**What the task asks**
Print out every record exactly as it appears.

**Provided material**
— start —

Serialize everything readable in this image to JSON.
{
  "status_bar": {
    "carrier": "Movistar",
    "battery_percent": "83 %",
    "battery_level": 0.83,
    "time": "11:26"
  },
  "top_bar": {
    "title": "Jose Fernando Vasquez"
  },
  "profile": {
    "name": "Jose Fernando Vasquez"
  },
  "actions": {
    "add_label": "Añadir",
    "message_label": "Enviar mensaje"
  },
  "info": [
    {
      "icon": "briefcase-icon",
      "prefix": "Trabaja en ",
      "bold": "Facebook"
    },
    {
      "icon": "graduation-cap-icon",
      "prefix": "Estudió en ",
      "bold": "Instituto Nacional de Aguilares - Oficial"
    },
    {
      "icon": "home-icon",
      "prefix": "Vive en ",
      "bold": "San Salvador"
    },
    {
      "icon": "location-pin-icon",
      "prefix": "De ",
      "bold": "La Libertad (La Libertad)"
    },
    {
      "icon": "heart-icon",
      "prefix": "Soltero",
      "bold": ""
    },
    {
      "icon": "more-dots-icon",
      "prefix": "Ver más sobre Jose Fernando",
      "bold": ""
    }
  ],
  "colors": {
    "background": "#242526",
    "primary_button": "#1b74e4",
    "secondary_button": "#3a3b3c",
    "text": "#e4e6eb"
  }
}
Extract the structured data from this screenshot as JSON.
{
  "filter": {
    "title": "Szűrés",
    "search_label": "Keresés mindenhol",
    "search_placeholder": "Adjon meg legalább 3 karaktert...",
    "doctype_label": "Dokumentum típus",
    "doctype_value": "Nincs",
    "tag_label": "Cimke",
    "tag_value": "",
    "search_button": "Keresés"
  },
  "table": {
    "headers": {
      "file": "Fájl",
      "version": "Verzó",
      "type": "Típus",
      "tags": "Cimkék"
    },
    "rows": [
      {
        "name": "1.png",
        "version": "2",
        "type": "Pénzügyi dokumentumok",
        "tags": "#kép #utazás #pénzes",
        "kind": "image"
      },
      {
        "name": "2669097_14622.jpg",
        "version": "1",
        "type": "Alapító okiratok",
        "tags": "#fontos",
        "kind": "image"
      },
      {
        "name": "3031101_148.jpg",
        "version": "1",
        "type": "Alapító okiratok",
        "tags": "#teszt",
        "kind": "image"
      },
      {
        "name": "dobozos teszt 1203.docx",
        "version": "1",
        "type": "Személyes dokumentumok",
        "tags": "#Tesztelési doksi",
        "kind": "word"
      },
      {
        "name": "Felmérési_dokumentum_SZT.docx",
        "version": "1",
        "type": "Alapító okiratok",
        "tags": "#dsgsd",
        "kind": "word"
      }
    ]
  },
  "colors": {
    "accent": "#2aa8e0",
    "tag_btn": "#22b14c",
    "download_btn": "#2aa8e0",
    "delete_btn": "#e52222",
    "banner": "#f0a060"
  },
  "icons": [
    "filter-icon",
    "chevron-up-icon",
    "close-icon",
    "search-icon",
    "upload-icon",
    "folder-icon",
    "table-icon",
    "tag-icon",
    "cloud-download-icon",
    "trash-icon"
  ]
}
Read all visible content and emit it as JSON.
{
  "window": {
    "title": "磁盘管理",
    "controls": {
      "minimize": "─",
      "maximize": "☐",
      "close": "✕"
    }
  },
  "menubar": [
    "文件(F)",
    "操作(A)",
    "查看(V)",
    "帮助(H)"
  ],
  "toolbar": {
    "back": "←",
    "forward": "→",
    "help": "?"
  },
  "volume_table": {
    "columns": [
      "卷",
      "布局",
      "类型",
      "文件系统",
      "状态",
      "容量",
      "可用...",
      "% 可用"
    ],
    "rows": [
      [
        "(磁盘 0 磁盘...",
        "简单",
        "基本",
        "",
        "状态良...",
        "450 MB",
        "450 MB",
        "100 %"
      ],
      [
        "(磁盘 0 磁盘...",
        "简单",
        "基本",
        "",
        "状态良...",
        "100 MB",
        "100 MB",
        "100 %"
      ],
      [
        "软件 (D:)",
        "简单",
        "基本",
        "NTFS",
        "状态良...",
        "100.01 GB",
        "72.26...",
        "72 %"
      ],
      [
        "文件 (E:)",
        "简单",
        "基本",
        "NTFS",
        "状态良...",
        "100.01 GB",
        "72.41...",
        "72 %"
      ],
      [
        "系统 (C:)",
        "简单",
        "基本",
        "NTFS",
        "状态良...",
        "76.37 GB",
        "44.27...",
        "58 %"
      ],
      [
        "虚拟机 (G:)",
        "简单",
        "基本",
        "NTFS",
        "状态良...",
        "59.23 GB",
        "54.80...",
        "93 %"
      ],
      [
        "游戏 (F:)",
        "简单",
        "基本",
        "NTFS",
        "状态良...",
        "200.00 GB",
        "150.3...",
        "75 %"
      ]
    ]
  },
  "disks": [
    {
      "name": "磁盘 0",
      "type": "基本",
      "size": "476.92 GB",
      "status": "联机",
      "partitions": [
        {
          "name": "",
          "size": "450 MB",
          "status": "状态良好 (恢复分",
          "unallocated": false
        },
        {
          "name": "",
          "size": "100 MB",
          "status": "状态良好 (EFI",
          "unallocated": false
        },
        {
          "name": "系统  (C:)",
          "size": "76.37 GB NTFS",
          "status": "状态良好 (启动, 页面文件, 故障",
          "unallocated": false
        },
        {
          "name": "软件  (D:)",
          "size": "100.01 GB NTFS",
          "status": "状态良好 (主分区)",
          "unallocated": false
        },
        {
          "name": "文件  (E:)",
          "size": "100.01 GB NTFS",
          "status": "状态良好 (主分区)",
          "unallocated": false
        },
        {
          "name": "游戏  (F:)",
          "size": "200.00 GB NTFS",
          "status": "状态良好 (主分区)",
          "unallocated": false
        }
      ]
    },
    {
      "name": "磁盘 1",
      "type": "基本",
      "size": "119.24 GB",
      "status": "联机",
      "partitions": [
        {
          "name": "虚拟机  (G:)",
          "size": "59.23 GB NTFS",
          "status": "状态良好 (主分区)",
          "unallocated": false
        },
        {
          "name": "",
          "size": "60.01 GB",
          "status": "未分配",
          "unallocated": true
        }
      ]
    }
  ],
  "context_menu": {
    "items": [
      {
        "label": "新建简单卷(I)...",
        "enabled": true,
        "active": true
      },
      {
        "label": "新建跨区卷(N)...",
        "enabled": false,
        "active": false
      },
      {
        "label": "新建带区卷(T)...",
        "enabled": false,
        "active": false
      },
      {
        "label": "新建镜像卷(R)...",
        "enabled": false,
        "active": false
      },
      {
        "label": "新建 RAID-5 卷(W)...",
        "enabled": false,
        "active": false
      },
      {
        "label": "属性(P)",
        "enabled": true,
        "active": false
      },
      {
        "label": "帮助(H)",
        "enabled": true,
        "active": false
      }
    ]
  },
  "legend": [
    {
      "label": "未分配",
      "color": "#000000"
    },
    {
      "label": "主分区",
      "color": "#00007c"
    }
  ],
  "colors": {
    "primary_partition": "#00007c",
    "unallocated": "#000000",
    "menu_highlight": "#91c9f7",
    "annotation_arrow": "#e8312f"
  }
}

— end —

**Final result**
Serialize everything readable in this image to JSON.
{
  "status_bar": {
    "carrier": "Movistar",
    "battery_percent": "83 %",
    "battery_level": 0.83,
    "time": "11:26"
  },
  "top_bar": {
    "title": "Jose Fernando Vasquez"
  },
  "profile": {
    "name": "Jose Fernando Vasquez"
  },
  "actions": {
    "add_label": "Añadir",
    "message_label": "Enviar mensaje"
  },
  "info": [
    {
      "icon": "briefcase-icon",
      "prefix": "Trabaja en ",
      "bold": "Facebook"
    },
    {
      "icon": "graduation-cap-icon",
      "prefix": "Estudió en ",
      "bold": "Instituto Nacional de Aguilares - Oficial"
    },
    {
      "icon": "home-icon",
      "prefix": "Vive en ",
      "bold": "San Salvador"
    },
    {
      "icon": "location-pin-icon",
      "prefix": "De ",
      "bold": "La Libertad (La Libertad)"
    },
    {
      "icon": "heart-icon",
      "prefix": "Soltero",
      "bold": ""
    },
    {
      "icon": "more-dots-icon",
      "prefix": "Ver más sobre Jose Fernando",
      "bold": ""
    }
  ],
  "colors": {
    "background": "#242526",
    "primary_button": "#1b74e4",
    "secondary_button": "#3a3b3c",
    "text": "#e4e6eb"
  }
}
Extract the structured data from this screenshot as JSON.
{
  "filter": {
    "title": "Szűrés",
    "search_label": "Keresés mindenhol",
    "search_placeholder": "Adjon meg legalább 3 karaktert...",
    "doctype_label": "Dokumentum típus",
    "doctype_value": "Nincs",
    "tag_label": "Cimke",
    "tag_value": "",
    "search_button": "Keresés"
  },
  "table": {
    "headers": {
      "file": "Fájl",
      "version": "Verzó",
      "type": "Típus",
      "tags": "Cimkék"
    },
    "rows": [
      {
        "name": "1.png",
        "version": "2",
        "type": "Pénzügyi dokumentumok",
        "tags": "#kép #utazás #pénzes",
        "kind": "image"
      },
      {
        "name": "2669097_14622.jpg",
        "version": "1",
        "type": "Alapító okiratok",
        "tags": "#fontos",
        "kind": "image"
      },
      {
        "name": "3031101_148.jpg",
        "version": "1",
        "type": "Alapító okiratok",
        "tags": "#teszt",
        "kind": "image"
      },
      {
        "name": "dobozos teszt 1203.docx",
        "version": "1",
        "type": "Személyes dokumentumok",
        "tags": "#Tesztelési doksi",
        "kind": "word"
      },
      {
        "name": "Felmérési_dokumentum_SZT.docx",
        "version": "1",
        "type": "Alapító okiratok",
        "tags": "#dsgsd",
        "kind": "word"
      }
    ]
  },
  "colors": {
    "accent": "#2aa8e0",
    "tag_btn": "#22b14c",
    "download_btn": "#2aa8e0",
    "delete_btn": "#e52222",
    "banner": "#f0a060"
  },
  "icons": [
    "filter-icon",
    "chevron-up-icon",
    "close-icon",
    "search-icon",
    "upload-icon",
    "folder-icon",
    "table-icon",
    "tag-icon",
    "cloud-download-icon",
    "trash-icon"
  ]
}
Read all visible content and emit it as JSON.
{
  "window": {
    "title": "磁盘管理",
    "controls": {
      "minimize": "─",
      "maximize": "☐",
      "close": "✕"
    }
  },
  "menubar": [
    "文件(F)",
    "操作(A)",
    "查看(V)",
    "帮助(H)"
  ],
  "toolbar": {
    "back": "←",
    "forward": "→",
    "help": "?"
  },
  "volume_table": {
    "columns": [
      "卷",
      "布局",
      "类型",
      "文件系统",
      "状态",
      "容量",
      "可用...",
      "% 可用"
    ],
    "rows": [
      [
        "(磁盘 0 磁盘...",
        "简单",
        "基本",
        "",
        "状态良...",
        "450 MB",
        "450 MB",
        "100 %"
      ],
      [
        "(磁盘 0 磁盘...",
        "简单",
        "基本",
        "",
        "状态良...",
        "100 MB",
        "100 MB",
        "100 %"
      ],
      [
        "软件 (D:)",
        "简单",
        "基本",
        "NTFS",
        "状态良...",
        "100.01 GB",
        "72.26...",
        "72 %"
      ],
      [
        "文件 (E:)",
        "简单",
        "基本",
        "NTFS",
        "状态良...",
        "100.01 GB",
        "72.41...",
        "72 %"
      ],
      [
        "系统 (C:)",
        "简单",
        "基本",
        "NTFS",
        "状态良...",
        "76.37 GB",
        "44.27...",
        "58 %"
      ],
      [
        "虚拟机 (G:)",
        "简单",
        "基本",
        "NTFS",
        "状态良...",
        "59.23 GB",
        "54.80...",
        "93 %"
      ],
      [
        "游戏 (F:)",
        "简单",
        "基本",
        "NTFS",
        "状态良...",
        "200.00 GB",
        "150.3...",
        "75 %"
      ]
    ]
  },
  "disks": [
    {
      "name": "磁盘 0",
      "type": "基本",
      "size": "476.92 GB",
      "status": "联机",
      "partitions": [
        {
          "name": "",
          "size": "450 MB",
          "status": "状态良好 (恢复分",
          "unallocated": false
        },
        {
          "name": "",
          "size": "100 MB",
          "status": "状态良好 (EFI",
          "unallocated": false
        },
        {
          "name": "系统  (C:)",
          "size": "76.37 GB NTFS",
          "status": "状态良好 (启动, 页面文件, 故障",
          "unallocated": false
        },
        {
          "name": "软件  (D:)",
          "size": "100.01 GB NTFS",
          "status": "状态良好 (主分区)",
          "unallocated": false
        },
        {
          "name": "文件  (E:)",
          "size": "100.01 GB NTFS",
          "status": "状态良好 (主分区)",
          "unallocated": false
        },
        {
          "name": "游戏  (F:)",
          "size": "200.00 GB NTFS",
          "status": "状态良好 (主分区)",
          "unallocated": false
        }
      ]
    },
    {
      "name": "磁盘 1",
      "type": "基本",
      "size": "119.24 GB",
      "status": "联机",
      "partitions": [
        {
          "name": "虚拟机  (G:)",
          "size": "59.23 GB NTFS",
          "status": "状态良好 (主分区)",
          "unallocated": false
        },
        {
          "name": "",
          "size": "60.01 GB",
          "status": "未分配",
          "unallocated": true
        }
      ]
    }
  ],
  "context_menu": {
    "items": [
      {
        "label": "新建简单卷(I)...",
        "enabled": true,
        "active": true
      },
      {
        "label": "新建跨区卷(N)...",
        "enabled": false,
        "active": false
      },
      {
        "label": "新建带区卷(T)...",
        "enabled": false,
        "active": false
      },
      {
        "label": "新建镜像卷(R)...",
        "enabled": false,
        "active": false
      },
      {
        "label": "新建 RAID-5 卷(W)...",
        "enabled": false,
        "active": false
      },
      {
        "label": "属性(P)",
        "enabled": true,
        "active": false
      },
      {
        "label": "帮助(H)",
        "enabled": true,
        "active": false
      }
    ]
  },
  "legend": [
    {
      "label": "未分配",
      "color": "#000000"
    },
    {
      "label": "主分区",
      "color": "#00007c"
    }
  ],
  "colors": {
    "primary_partition": "#00007c",
    "unallocated": "#000000",
    "menu_highlight": "#91c9f7",
    "annotation_arrow": "#e8312f"
  }
}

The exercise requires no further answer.